* BEGIN *
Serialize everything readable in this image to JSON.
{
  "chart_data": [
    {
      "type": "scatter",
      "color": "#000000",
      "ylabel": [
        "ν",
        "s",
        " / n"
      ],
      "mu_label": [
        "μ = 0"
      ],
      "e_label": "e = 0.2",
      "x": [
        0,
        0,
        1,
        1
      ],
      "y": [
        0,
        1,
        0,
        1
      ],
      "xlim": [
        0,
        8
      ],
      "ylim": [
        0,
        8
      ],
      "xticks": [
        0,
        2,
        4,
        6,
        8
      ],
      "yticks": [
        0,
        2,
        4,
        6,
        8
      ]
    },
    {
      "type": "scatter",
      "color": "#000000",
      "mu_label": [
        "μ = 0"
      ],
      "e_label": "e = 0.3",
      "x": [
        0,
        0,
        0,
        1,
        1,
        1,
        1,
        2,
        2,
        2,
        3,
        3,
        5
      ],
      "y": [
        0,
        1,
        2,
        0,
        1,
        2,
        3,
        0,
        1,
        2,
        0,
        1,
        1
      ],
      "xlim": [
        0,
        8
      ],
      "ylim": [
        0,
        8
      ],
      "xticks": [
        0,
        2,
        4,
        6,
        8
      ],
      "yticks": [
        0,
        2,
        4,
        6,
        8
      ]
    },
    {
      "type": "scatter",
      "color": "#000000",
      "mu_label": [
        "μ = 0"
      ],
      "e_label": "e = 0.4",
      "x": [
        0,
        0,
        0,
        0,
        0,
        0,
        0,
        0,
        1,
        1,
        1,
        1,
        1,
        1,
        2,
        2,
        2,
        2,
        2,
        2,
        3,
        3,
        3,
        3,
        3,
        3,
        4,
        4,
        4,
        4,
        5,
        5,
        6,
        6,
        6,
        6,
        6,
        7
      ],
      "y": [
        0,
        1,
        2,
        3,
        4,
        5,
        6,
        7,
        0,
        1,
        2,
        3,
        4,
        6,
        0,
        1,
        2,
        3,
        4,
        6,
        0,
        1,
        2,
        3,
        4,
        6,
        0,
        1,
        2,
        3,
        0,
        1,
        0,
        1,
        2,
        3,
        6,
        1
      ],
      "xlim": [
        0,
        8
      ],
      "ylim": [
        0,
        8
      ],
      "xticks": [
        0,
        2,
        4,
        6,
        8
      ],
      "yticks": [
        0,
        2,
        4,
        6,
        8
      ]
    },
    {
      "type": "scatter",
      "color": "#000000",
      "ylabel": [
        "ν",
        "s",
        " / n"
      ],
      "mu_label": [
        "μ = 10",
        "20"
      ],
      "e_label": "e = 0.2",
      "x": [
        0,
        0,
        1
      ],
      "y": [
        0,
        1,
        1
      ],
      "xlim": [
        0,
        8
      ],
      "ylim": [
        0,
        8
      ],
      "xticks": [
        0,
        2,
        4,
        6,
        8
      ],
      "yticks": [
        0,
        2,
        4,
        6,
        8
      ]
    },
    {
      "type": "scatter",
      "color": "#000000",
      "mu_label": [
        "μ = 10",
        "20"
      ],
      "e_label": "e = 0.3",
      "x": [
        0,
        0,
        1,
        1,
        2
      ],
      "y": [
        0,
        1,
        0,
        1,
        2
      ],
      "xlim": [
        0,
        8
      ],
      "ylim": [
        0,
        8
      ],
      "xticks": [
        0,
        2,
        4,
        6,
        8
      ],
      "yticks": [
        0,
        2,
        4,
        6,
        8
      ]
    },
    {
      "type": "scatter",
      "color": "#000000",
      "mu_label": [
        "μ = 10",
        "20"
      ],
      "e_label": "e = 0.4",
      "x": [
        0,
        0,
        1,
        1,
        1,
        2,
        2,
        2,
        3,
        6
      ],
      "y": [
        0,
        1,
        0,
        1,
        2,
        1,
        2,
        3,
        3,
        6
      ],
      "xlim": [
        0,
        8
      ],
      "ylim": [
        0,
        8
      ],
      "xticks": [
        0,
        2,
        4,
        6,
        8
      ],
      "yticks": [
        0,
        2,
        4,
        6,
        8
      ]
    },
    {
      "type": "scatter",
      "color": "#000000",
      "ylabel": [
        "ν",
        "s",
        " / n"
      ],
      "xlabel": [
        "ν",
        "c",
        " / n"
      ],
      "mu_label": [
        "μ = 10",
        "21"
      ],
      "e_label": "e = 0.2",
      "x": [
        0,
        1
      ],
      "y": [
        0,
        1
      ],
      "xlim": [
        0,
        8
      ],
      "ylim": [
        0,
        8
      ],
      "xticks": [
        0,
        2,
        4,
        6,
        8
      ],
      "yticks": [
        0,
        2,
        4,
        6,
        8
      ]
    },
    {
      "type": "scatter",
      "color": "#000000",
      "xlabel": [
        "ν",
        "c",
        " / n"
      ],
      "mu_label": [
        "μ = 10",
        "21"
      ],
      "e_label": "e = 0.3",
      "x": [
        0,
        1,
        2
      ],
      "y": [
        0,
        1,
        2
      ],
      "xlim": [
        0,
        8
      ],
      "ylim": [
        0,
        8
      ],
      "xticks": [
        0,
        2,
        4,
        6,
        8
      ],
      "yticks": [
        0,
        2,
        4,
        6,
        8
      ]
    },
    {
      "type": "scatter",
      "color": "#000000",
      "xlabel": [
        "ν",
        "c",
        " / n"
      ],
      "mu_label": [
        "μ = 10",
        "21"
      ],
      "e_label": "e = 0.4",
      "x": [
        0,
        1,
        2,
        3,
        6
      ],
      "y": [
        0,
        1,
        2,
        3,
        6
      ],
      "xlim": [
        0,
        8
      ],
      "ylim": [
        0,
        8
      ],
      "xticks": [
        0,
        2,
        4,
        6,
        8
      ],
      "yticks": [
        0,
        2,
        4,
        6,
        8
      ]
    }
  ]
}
* END *
Nothing may be left out: return each entry exactly as it reads.

▶ [Output]:
Serialize everything readable in this image to JSON.
{
  "chart_data": [
    {
      "type": "scatter",
      "color": "#000000",
      "ylabel": [
        "ν",
        "s",
        " / n"
      ],
      "mu_label": [
        "μ = 0"
      ],
      "e_label": "e = 0.2",
      "x": [
        0,
        0,
        1,
        1
      ],
      "y": [
        0,
        1,
        0,
        1
      ],
      "xlim": [
        0,
        8
      ],
      "ylim": [
        0,
        8
      ],
      "xticks": [
        0,
        2,
        4,
        6,
        8
      ],
      "yticks": [
        0,
        2,
        4,
        6,
        8
      ]
    },
    {
      "type": "scatter",
      "color": "#000000",
      "mu_label": [
        "μ = 0"
      ],
      "e_label": "e = 0.3",
      "x": [
        0,
        0,
        0,
        1,
        1,
        1,
        1,
        2,
        2,
        2,
        3,
        3,
        5
      ],
      "y": [
        0,
        1,
        2,
        0,
        1,
        2,
        3,
        0,
        1,
        2,
        0,
        1,
        1
      ],
      "xlim": [
        0,
        8
      ],
      "ylim": [
        0,
        8
      ],
      "xticks": [
        0,
        2,
        4,
        6,
        8
      ],
      "yticks": [
        0,
        2,
        4,
        6,
        8
      ]
    },
    {
      "type": "scatter",
      "color": "#000000",
      "mu_label": [
        "μ = 0"
      ],
      "e_label": "e = 0.4",
      "x": [
        0,
        0,
        0,
        0,
        0,
        0,
        0,
        0,
        1,
        1,
        1,
        1,
        1,
        1,
        2,
        2,
        2,
        2,
        2,
        2,
        3,
        3,
        3,
        3,
        3,
        3,
        4,
        4,
        4,
        4,
        5,
        5,
        6,
        6,
        6,
        6,
        6,
        7
      ],
      "y": [
        0,
        1,
        2,
        3,
        4,
        5,
        6,
        7,
        0,
        1,
        2,
        3,
        4,
        6,
        0,
        1,
        2,
        3,
        4,
        6,
        0,
        1,
        2,
        3,
        4,
        6,
        0,
        1,
        2,
        3,
        0,
        1,
        0,
        1,
        2,
        3,
        6,
        1
      ],
      "xlim": [
        0,
        8
      ],
      "ylim": [
        0,
        8
      ],
      "xticks": [
        0,
        2,
        4,
        6,
        8
      ],
      "yticks": [
        0,
        2,
        4,
        6,
        8
      ]
    },
    {
      "type": "scatter",
      "color": "#000000",
      "ylabel": [
        "ν",
        "s",
        " / n"
      ],
      "mu_label": [
        "μ = 10",
        "20"
      ],
      "e_label": "e = 0.2",
      "x": [
        0,
        0,
        1
      ],
      "y": [
        0,
        1,
        1
      ],
      "xlim": [
        0,
        8
      ],
      "ylim": [
        0,
        8
      ],
      "xticks": [
        0,
        2,
        4,
        6,
        8
      ],
      "yticks": [
        0,
        2,
        4,
        6,
        8
      ]
    },
    {
      "type": "scatter",
      "color": "#000000",
      "mu_label": [
        "μ = 10",
        "20"
      ],
      "e_label": "e = 0.3",
      "x": [
        0,
        0,
        1,
        1,
        2
      ],
      "y": [
        0,
        1,
        0,
        1,
        2
      ],
      "xlim": [
        0,
        8
      ],
      "ylim": [
        0,
        8
      ],
      "xticks": [
        0,
        2,
        4,
        6,
        8
      ],
      "yticks": [
        0,
        2,
        4,
        6,
        8
      ]
    },
    {
      "type": "scatter",
      "color": "#000000",
      "mu_label": [
        "μ = 10",
        "20"
      ],
      "e_label": "e = 0.4",
      "x": [
        0,
        0,
        1,
        1,
        1,
        2,
        2,
        2,
        3,
        6
      ],
      "y": [
        0,
        1,
        0,
        1,
        2,
        1,
        2,
        3,
        3,
        6
      ],
      "xlim": [
        0,
        8
      ],
      "ylim": [
        0,
        8
      ],
      "xticks": [
        0,
        2,
        4,
        6,
        8
      ],
      "yticks": [
        0,
        2,
        4,
        6,
        8
      ]
    },
    {
      "type": "scatter",
      "color": "#000000",
      "ylabel": [
        "ν",
        "s",
        " / n"
      ],
      "xlabel": [
        "ν",
        "c",
        " / n"
      ],
      "mu_label": [
        "μ = 10",
        "21"
      ],
      "e_label": "e = 0.2",
      "x": [
        0,
        1
      ],
      "y": [
        0,
        1
      ],
      "xlim": [
        0,
        8
      ],
      "ylim": [
        0,
        8
      ],
      "xticks": [
        0,
        2,
        4,
        6,
        8
      ],
      "yticks": [
        0,
        2,
        4,
        6,
        8
      ]
    },
    {
      "type": "scatter",
      "color": "#000000",
      "xlabel": [
        "ν",
        "c",
        " / n"
      ],
      "mu_label": [
        "μ = 10",
        "21"
      ],
      "e_label": "e = 0.3",
      "x": [
        0,
        1,
        2
      ],
      "y": [
        0,
        1,
        2
      ],
      "xlim": [
        0,
        8
      ],
      "ylim": [
        0,
        8
      ],
      "xticks": [
        0,
        2,
        4,
        6,
        8
      ],
      "yticks": [
        0,
        2,
        4,
        6,
        8
      ]
    },
    {
      "type": "scatter",
      "color": "#000000",
      "xlabel": [
        "ν",
        "c",
        " / n"
      ],
      "mu_label": [
        "μ = 10",
        "21"
      ],
      "e_label": "e = 0.4",
      "x": [
        0,
        1,
        2,
        3,
        6
      ],
      "y": [
        0,
        1,
        2,
        3,
        6
      ],
      "xlim": [
        0,
        8
      ],
      "ylim": [
        0,
        8
      ],
      "xticks": [
        0,
        2,
        4,
        6,
        8
      ],
      "yticks": [
        0,
        2,
        4,
        6,
        8
      ]
    }
  ]
}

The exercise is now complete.